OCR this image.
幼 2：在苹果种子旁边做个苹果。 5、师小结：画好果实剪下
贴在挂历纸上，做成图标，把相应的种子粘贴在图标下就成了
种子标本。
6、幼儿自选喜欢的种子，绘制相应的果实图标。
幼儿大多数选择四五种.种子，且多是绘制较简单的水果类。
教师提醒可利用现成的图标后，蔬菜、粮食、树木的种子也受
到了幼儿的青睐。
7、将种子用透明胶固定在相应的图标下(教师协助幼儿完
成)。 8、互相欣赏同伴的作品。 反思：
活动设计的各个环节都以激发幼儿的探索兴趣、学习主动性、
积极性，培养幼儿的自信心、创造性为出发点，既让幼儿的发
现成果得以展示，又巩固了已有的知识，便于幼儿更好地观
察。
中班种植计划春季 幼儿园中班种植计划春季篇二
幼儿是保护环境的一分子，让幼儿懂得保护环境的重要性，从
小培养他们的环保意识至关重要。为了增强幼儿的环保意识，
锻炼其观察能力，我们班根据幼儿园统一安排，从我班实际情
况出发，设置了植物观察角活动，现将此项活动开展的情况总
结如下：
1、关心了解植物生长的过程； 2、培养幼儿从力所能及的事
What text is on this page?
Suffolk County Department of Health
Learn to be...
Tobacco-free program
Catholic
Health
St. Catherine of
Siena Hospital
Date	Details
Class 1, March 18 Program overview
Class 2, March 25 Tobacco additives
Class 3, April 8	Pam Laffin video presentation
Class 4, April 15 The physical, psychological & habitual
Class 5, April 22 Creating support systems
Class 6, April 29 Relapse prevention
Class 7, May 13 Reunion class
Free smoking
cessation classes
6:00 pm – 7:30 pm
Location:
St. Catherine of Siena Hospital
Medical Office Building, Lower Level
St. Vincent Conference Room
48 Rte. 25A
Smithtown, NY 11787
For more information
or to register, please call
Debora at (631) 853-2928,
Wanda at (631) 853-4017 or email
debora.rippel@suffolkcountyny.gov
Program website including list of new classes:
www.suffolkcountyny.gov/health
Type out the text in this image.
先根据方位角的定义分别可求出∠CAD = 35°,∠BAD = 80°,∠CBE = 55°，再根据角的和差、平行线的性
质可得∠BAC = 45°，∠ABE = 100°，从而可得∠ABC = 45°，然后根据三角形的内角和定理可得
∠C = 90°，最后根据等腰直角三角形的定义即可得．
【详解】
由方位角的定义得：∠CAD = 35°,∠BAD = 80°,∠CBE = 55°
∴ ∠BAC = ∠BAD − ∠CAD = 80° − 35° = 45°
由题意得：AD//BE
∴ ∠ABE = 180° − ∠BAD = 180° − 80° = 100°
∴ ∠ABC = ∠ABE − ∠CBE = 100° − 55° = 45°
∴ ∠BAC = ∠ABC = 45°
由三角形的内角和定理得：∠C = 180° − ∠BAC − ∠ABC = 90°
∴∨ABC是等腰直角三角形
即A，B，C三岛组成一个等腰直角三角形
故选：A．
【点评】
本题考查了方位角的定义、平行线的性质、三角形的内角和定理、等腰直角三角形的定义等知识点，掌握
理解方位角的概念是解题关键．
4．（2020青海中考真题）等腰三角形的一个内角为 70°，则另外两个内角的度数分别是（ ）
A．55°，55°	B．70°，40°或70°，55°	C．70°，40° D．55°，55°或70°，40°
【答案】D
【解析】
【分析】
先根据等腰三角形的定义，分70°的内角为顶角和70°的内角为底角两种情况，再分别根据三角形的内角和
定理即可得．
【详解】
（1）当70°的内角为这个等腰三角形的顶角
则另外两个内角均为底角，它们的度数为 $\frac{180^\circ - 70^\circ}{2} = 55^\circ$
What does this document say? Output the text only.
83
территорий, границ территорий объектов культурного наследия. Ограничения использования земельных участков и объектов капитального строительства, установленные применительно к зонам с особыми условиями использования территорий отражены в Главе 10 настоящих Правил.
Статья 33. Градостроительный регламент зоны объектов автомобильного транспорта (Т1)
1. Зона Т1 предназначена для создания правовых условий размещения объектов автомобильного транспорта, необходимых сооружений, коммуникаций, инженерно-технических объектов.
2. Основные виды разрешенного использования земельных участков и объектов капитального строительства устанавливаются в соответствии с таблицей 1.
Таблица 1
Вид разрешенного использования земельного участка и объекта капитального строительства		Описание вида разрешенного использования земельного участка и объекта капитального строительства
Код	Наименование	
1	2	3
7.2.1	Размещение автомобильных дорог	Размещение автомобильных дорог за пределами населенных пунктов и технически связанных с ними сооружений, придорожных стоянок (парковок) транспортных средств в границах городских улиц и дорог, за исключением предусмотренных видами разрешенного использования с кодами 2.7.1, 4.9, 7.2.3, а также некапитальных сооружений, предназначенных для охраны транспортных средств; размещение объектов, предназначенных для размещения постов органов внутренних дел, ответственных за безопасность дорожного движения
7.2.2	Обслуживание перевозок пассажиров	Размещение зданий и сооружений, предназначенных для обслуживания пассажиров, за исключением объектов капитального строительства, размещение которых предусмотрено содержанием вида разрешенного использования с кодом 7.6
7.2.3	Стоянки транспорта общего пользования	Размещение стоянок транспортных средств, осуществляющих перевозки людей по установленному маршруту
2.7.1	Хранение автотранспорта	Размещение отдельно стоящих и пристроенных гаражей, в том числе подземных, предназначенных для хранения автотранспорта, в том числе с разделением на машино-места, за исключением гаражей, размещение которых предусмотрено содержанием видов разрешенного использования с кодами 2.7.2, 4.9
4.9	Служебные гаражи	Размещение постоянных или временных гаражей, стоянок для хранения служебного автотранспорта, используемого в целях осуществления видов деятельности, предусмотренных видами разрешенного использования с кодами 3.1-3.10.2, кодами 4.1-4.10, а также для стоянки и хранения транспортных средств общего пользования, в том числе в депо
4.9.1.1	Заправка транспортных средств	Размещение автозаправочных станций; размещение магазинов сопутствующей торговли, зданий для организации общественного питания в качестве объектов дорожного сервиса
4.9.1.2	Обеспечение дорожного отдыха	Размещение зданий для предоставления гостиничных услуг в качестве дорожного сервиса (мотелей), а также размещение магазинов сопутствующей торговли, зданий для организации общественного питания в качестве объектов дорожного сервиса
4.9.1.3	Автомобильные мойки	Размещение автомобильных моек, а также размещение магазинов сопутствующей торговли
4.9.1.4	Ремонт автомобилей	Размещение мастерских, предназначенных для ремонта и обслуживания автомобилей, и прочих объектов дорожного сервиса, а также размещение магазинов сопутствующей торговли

REQUEST ▸
Return each line in the records that holds the string "image".

ANSWER TO THE EXERCISE ▸
OCR this image.
Type out the text in this image.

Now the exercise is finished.